Stored data entries
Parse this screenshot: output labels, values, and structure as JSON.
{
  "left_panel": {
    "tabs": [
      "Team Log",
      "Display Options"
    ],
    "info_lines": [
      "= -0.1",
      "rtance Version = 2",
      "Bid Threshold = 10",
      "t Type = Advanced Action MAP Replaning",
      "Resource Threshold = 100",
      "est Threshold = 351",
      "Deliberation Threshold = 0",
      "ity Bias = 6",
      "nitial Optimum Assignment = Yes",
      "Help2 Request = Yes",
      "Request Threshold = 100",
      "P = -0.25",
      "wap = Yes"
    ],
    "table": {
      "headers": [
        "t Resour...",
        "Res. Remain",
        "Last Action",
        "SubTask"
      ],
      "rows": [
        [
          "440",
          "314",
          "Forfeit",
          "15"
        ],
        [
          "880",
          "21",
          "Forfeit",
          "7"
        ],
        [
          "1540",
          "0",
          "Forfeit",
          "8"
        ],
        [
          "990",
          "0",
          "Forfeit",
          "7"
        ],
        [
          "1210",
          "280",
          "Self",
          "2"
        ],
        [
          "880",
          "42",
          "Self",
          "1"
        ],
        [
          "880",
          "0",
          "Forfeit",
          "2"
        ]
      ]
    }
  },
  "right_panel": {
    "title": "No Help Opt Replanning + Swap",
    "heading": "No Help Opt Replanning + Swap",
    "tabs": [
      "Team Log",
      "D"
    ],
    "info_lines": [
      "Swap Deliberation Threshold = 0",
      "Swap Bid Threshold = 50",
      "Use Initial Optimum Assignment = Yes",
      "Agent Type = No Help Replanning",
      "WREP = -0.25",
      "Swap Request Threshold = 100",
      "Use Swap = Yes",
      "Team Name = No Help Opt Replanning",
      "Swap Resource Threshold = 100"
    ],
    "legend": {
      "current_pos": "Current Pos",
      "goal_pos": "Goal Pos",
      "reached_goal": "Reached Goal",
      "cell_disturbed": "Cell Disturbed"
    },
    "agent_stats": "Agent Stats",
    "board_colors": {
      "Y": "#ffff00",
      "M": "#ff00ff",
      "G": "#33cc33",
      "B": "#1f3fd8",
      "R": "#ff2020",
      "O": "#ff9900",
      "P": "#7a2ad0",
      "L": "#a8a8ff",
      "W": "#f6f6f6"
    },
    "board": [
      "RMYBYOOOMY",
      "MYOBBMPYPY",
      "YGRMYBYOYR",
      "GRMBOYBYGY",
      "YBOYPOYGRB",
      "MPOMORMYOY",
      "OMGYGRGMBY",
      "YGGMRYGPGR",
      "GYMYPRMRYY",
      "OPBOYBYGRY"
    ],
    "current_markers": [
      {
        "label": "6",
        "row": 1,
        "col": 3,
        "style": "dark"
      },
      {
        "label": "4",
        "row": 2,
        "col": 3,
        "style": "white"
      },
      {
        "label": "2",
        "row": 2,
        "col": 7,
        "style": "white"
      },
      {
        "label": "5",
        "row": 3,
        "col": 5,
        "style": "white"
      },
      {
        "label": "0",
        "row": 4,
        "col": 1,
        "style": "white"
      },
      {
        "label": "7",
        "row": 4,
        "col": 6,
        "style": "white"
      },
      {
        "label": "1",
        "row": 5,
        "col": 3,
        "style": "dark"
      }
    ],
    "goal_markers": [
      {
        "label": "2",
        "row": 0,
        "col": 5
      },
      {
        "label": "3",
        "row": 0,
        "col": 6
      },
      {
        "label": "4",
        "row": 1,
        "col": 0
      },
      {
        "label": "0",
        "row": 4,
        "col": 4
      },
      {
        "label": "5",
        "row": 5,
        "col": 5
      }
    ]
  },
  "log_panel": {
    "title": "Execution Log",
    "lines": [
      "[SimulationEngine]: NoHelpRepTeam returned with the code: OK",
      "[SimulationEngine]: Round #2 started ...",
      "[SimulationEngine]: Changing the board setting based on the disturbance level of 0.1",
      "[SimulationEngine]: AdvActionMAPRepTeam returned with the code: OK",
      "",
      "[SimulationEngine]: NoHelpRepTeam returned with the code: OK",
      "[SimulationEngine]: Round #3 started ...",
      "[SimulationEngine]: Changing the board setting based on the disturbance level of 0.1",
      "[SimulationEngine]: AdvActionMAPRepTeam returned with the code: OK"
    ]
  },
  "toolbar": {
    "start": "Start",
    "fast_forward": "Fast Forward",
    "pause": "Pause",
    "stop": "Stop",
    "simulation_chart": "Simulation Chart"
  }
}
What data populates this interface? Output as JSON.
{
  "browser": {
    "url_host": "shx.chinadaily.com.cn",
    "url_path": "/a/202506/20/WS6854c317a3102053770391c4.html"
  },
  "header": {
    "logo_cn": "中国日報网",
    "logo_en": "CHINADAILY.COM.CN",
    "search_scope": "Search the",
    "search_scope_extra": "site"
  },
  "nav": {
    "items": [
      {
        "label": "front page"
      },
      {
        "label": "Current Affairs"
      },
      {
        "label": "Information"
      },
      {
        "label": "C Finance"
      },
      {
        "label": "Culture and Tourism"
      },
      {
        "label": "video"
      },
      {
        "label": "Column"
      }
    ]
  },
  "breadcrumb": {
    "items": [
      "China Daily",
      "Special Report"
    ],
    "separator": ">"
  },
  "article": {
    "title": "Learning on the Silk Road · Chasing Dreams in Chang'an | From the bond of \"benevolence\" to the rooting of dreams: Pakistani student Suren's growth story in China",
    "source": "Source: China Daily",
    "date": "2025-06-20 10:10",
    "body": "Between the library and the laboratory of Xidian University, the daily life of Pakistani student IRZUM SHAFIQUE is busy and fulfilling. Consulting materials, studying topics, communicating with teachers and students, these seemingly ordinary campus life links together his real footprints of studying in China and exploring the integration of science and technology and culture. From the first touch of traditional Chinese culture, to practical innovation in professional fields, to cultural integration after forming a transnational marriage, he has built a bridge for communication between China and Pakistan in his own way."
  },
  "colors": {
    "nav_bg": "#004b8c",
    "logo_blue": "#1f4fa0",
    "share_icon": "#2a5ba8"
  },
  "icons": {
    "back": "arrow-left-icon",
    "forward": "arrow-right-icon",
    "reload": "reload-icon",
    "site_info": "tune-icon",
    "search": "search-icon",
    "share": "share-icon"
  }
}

- **YOUR INSTRUCTIONS**
Every record should be given again exactly.

- **THE ANSWER**
Parse this screenshot: output labels, values, and structure as JSON.
{
  "left_panel": {
    "tabs": [
      "Team Log",
      "Display Options"
    ],
    "info_lines": [
      "= -0.1",
      "rtance Version = 2",
      "Bid Threshold = 10",
      "t Type = Advanced Action MAP Replaning",
      "Resource Threshold = 100",
      "est Threshold = 351",
      "Deliberation Threshold = 0",
      "ity Bias = 6",
      "nitial Optimum Assignment = Yes",
      "Help2 Request = Yes",
      "Request Threshold = 100",
      "P = -0.25",
      "wap = Yes"
    ],
    "table": {
      "headers": [
        "t Resour...",
        "Res. Remain",
        "Last Action",
        "SubTask"
      ],
      "rows": [
        [
          "440",
          "314",
          "Forfeit",
          "15"
        ],
        [
          "880",
          "21",
          "Forfeit",
          "7"
        ],
        [
          "1540",
          "0",
          "Forfeit",
          "8"
        ],
        [
          "990",
          "0",
          "Forfeit",
          "7"
        ],
        [
          "1210",
          "280",
          "Self",
          "2"
        ],
        [
          "880",
          "42",
          "Self",
          "1"
        ],
        [
          "880",
          "0",
          "Forfeit",
          "2"
        ]
      ]
    }
  },
  "right_panel": {
    "title": "No Help Opt Replanning + Swap",
    "heading": "No Help Opt Replanning + Swap",
    "tabs": [
      "Team Log",
      "D"
    ],
    "info_lines": [
      "Swap Deliberation Threshold = 0",
      "Swap Bid Threshold = 50",
      "Use Initial Optimum Assignment = Yes",
      "Agent Type = No Help Replanning",
      "WREP = -0.25",
      "Swap Request Threshold = 100",
      "Use Swap = Yes",
      "Team Name = No Help Opt Replanning",
      "Swap Resource Threshold = 100"
    ],
    "legend": {
      "current_pos": "Current Pos",
      "goal_pos": "Goal Pos",
      "reached_goal": "Reached Goal",
      "cell_disturbed": "Cell Disturbed"
    },
    "agent_stats": "Agent Stats",
    "board_colors": {
      "Y": "#ffff00",
      "M": "#ff00ff",
      "G": "#33cc33",
      "B": "#1f3fd8",
      "R": "#ff2020",
      "O": "#ff9900",
      "P": "#7a2ad0",
      "L": "#a8a8ff",
      "W": "#f6f6f6"
    },
    "board": [
      "RMYBYOOOMY",
      "MYOBBMPYPY",
      "YGRMYBYOYR",
      "GRMBOYBYGY",
      "YBOYPOYGRB",
      "MPOMORMYOY",
      "OMGYGRGMBY",
      "YGGMRYGPGR",
      "GYMYPRMRYY",
      "OPBOYBYGRY"
    ],
    "current_markers": [
      {
        "label": "6",
        "row": 1,
        "col": 3,
        "style": "dark"
      },
      {
        "label": "4",
        "row": 2,
        "col": 3,
        "style": "white"
      },
      {
        "label": "2",
        "row": 2,
        "col": 7,
        "style": "white"
      },
      {
        "label": "5",
        "row": 3,
        "col": 5,
        "style": "white"
      },
      {
        "label": "0",
        "row": 4,
        "col": 1,
        "style": "white"
      },
      {
        "label": "7",
        "row": 4,
        "col": 6,
        "style": "white"
      },
      {
        "label": "1",
        "row": 5,
        "col": 3,
        "style": "dark"
      }
    ],
    "goal_markers": [
      {
        "label": "2",
        "row": 0,
        "col": 5
      },
      {
        "label": "3",
        "row": 0,
        "col": 6
      },
      {
        "label": "4",
        "row": 1,
        "col": 0
      },
      {
        "label": "0",
        "row": 4,
        "col": 4
      },
      {
        "label": "5",
        "row": 5,
        "col": 5
      }
    ]
  },
  "log_panel": {
    "title": "Execution Log",
    "lines": [
      "[SimulationEngine]: NoHelpRepTeam returned with the code: OK",
      "[SimulationEngine]: Round #2 started ...",
      "[SimulationEngine]: Changing the board setting based on the disturbance level of 0.1",
      "[SimulationEngine]: AdvActionMAPRepTeam returned with the code: OK",
      "",
      "[SimulationEngine]: NoHelpRepTeam returned with the code: OK",
      "[SimulationEngine]: Round #3 started ...",
      "[SimulationEngine]: Changing the board setting based on the disturbance level of 0.1",
      "[SimulationEngine]: AdvActionMAPRepTeam returned with the code: OK"
    ]
  },
  "toolbar": {
    "start": "Start",
    "fast_forward": "Fast Forward",
    "pause": "Pause",
    "stop": "Stop",
    "simulation_chart": "Simulation Chart"
  }
}
What data populates this interface? Output as JSON.
{
  "browser": {
    "url_host": "shx.chinadaily.com.cn",
    "url_path": "/a/202506/20/WS6854c317a3102053770391c4.html"
  },
  "header": {
    "logo_cn": "中国日報网",
    "logo_en": "CHINADAILY.COM.CN",
    "search_scope": "Search the",
    "search_scope_extra": "site"
  },
  "nav": {
    "items": [
      {
        "label": "front page"
      },
      {
        "label": "Current Affairs"
      },
      {
        "label": "Information"
      },
      {
        "label": "C Finance"
      },
      {
        "label": "Culture and Tourism"
      },
      {
        "label": "video"
      },
      {
        "label": "Column"
      }
    ]
  },
  "breadcrumb": {
    "items": [
      "China Daily",
      "Special Report"
    ],
    "separator": ">"
  },
  "article": {
    "title": "Learning on the Silk Road · Chasing Dreams in Chang'an | From the bond of \"benevolence\" to the rooting of dreams: Pakistani student Suren's growth story in China",
    "source": "Source: China Daily",
    "date": "2025-06-20 10:10",
    "body": "Between the library and the laboratory of Xidian University, the daily life of Pakistani student IRZUM SHAFIQUE is busy and fulfilling. Consulting materials, studying topics, communicating with teachers and students, these seemingly ordinary campus life links together his real footprints of studying in China and exploring the integration of science and technology and culture. From the first touch of traditional Chinese culture, to practical innovation in professional fields, to cultural integration after forming a transnational marriage, he has built a bridge for communication between China and Pakistan in his own way."
  },
  "colors": {
    "nav_bg": "#004b8c",
    "logo_blue": "#1f4fa0",
    "share_icon": "#2a5ba8"
  },
  "icons": {
    "back": "arrow-left-icon",
    "forward": "arrow-right-icon",
    "reload": "reload-icon",
    "site_info": "tune-icon",
    "search": "search-icon",
    "share": "share-icon"
  }
}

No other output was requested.